- _YOUR INSTRUCTIONS_: Output every line of the material exactly, omitting images.

— START OF DATA EXCERPTS —

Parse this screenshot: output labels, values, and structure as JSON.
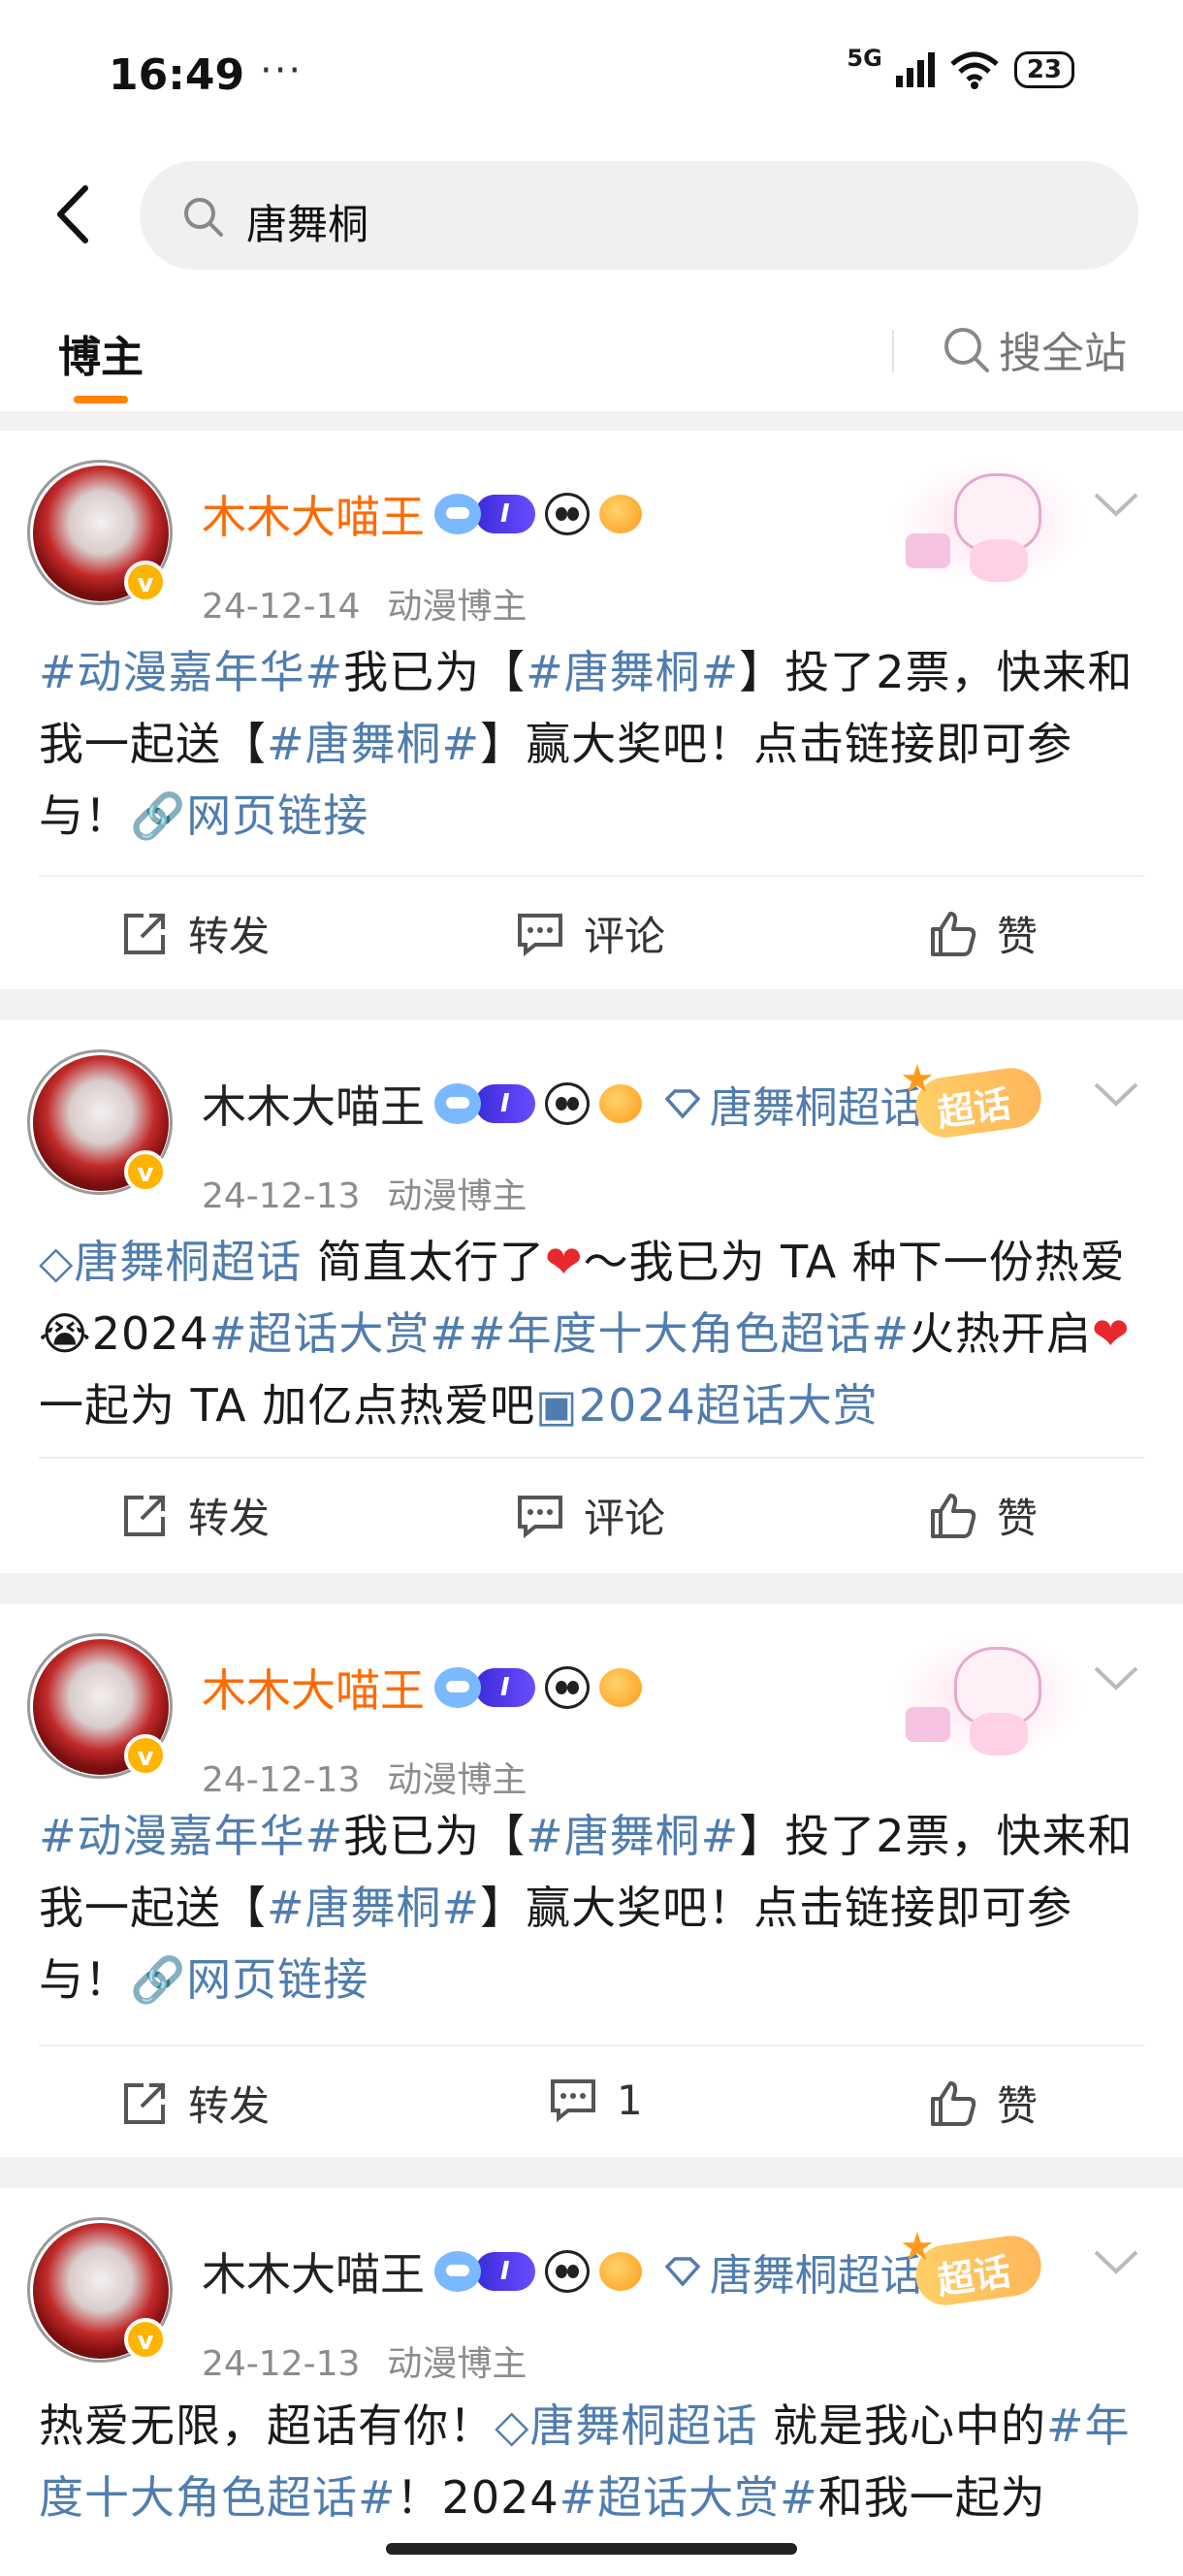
{
  "status_bar": {
    "time": "16:49",
    "dots": "···",
    "network": "5G",
    "battery": "23"
  },
  "search": {
    "query": "唐舞桐"
  },
  "tabs": {
    "active": "博主",
    "search_all": "搜全站"
  },
  "actions": {
    "repost": "转发",
    "comment": "评论",
    "like": "赞"
  },
  "posts": [
    {
      "username": "木木大喵王",
      "date": "24-12-14",
      "tag": "动漫博主",
      "level": "I",
      "text": [
        {
          "t": "#动漫嘉年华#",
          "hl": true
        },
        {
          "t": "我已为【"
        },
        {
          "t": "#唐舞桐#",
          "hl": true
        },
        {
          "t": "】投了2票，快来和我一起送【"
        },
        {
          "t": "#唐舞桐#",
          "hl": true
        },
        {
          "t": "】赢大奖吧！点击链接即可参与！"
        },
        {
          "t": "🔗网页链接",
          "hl": true
        }
      ],
      "comment_label": "评论"
    },
    {
      "username": "木木大喵王",
      "date": "24-12-13",
      "tag": "动漫博主",
      "level": "I",
      "topic": "唐舞桐超话",
      "deco_label": "超话",
      "text": [
        {
          "t": "◇唐舞桐超话",
          "hl": true
        },
        {
          "t": " 简直太行了"
        },
        {
          "t": "❤",
          "heart": true
        },
        {
          "t": "～我已为 TA 种下一份热爱😭2024"
        },
        {
          "t": "#超话大赏##年度十大角色超话#",
          "hl": true
        },
        {
          "t": "火热开启"
        },
        {
          "t": "❤",
          "heart": true
        },
        {
          "t": "一起为 TA 加亿点热爱吧"
        },
        {
          "t": "▣2024超话大赏",
          "hl": true
        }
      ],
      "comment_label": "评论"
    },
    {
      "username": "木木大喵王",
      "date": "24-12-13",
      "tag": "动漫博主",
      "level": "I",
      "text": [
        {
          "t": "#动漫嘉年华#",
          "hl": true
        },
        {
          "t": "我已为【"
        },
        {
          "t": "#唐舞桐#",
          "hl": true
        },
        {
          "t": "】投了2票，快来和我一起送【"
        },
        {
          "t": "#唐舞桐#",
          "hl": true
        },
        {
          "t": "】赢大奖吧！点击链接即可参与！"
        },
        {
          "t": "🔗网页链接",
          "hl": true
        }
      ],
      "comment_label": "1"
    },
    {
      "username": "木木大喵王",
      "date": "24-12-13",
      "tag": "动漫博主",
      "level": "I",
      "topic": "唐舞桐超话",
      "deco_label": "超话",
      "text": [
        {
          "t": "热爱无限，超话有你！"
        },
        {
          "t": "◇唐舞桐超话",
          "hl": true
        },
        {
          "t": " 就是我心中的"
        },
        {
          "t": "#年度十大角色超话#",
          "hl": true
        },
        {
          "t": "！2024"
        },
        {
          "t": "#超话大赏#",
          "hl": true
        },
        {
          "t": "和我一起为"
        }
      ]
    }
  ]
}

— END OF DATA EXCERPTS —

- _FINISHED TASK_:
Parse this screenshot: output labels, values, and structure as JSON.
{
  "status_bar": {
    "time": "16:49",
    "dots": "···",
    "network": "5G",
    "battery": "23"
  },
  "search": {
    "query": "唐舞桐"
  },
  "tabs": {
    "active": "博主",
    "search_all": "搜全站"
  },
  "actions": {
    "repost": "转发",
    "comment": "评论",
    "like": "赞"
  },
  "posts": [
    {
      "username": "木木大喵王",
      "date": "24-12-14",
      "tag": "动漫博主",
      "level": "I",
      "text": [
        {
          "t": "#动漫嘉年华#",
          "hl": true
        },
        {
          "t": "我已为【"
        },
        {
          "t": "#唐舞桐#",
          "hl": true
        },
        {
          "t": "】投了2票，快来和我一起送【"
        },
        {
          "t": "#唐舞桐#",
          "hl": true
        },
        {
          "t": "】赢大奖吧！点击链接即可参与！"
        },
        {
          "t": "🔗网页链接",
          "hl": true
        }
      ],
      "comment_label": "评论"
    },
    {
      "username": "木木大喵王",
      "date": "24-12-13",
      "tag": "动漫博主",
      "level": "I",
      "topic": "唐舞桐超话",
      "deco_label": "超话",
      "text": [
        {
          "t": "◇唐舞桐超话",
          "hl": true
        },
        {
          "t": " 简直太行了"
        },
        {
          "t": "❤",
          "heart": true
        },
        {
          "t": "～我已为 TA 种下一份热爱😭2024"
        },
        {
          "t": "#超话大赏##年度十大角色超话#",
          "hl": true
        },
        {
          "t": "火热开启"
        },
        {
          "t": "❤",
          "heart": true
        },
        {
          "t": "一起为 TA 加亿点热爱吧"
        },
        {
          "t": "▣2024超话大赏",
          "hl": true
        }
      ],
      "comment_label": "评论"
    },
    {
      "username": "木木大喵王",
      "date": "24-12-13",
      "tag": "动漫博主",
      "level": "I",
      "text": [
        {
          "t": "#动漫嘉年华#",
          "hl": true
        },
        {
          "t": "我已为【"
        },
        {
          "t": "#唐舞桐#",
          "hl": true
        },
        {
          "t": "】投了2票，快来和我一起送【"
        },
        {
          "t": "#唐舞桐#",
          "hl": true
        },
        {
          "t": "】赢大奖吧！点击链接即可参与！"
        },
        {
          "t": "🔗网页链接",
          "hl": true
        }
      ],
      "comment_label": "1"
    },
    {
      "username": "木木大喵王",
      "date": "24-12-13",
      "tag": "动漫博主",
      "level": "I",
      "topic": "唐舞桐超话",
      "deco_label": "超话",
      "text": [
        {
          "t": "热爱无限，超话有你！"
        },
        {
          "t": "◇唐舞桐超话",
          "hl": true
        },
        {
          "t": " 就是我心中的"
        },
        {
          "t": "#年度十大角色超话#",
          "hl": true
        },
        {
          "t": "！2024"
        },
        {
          "t": "#超话大赏#",
          "hl": true
        },
        {
          "t": "和我一起为"
        }
      ]
    }
  ]
}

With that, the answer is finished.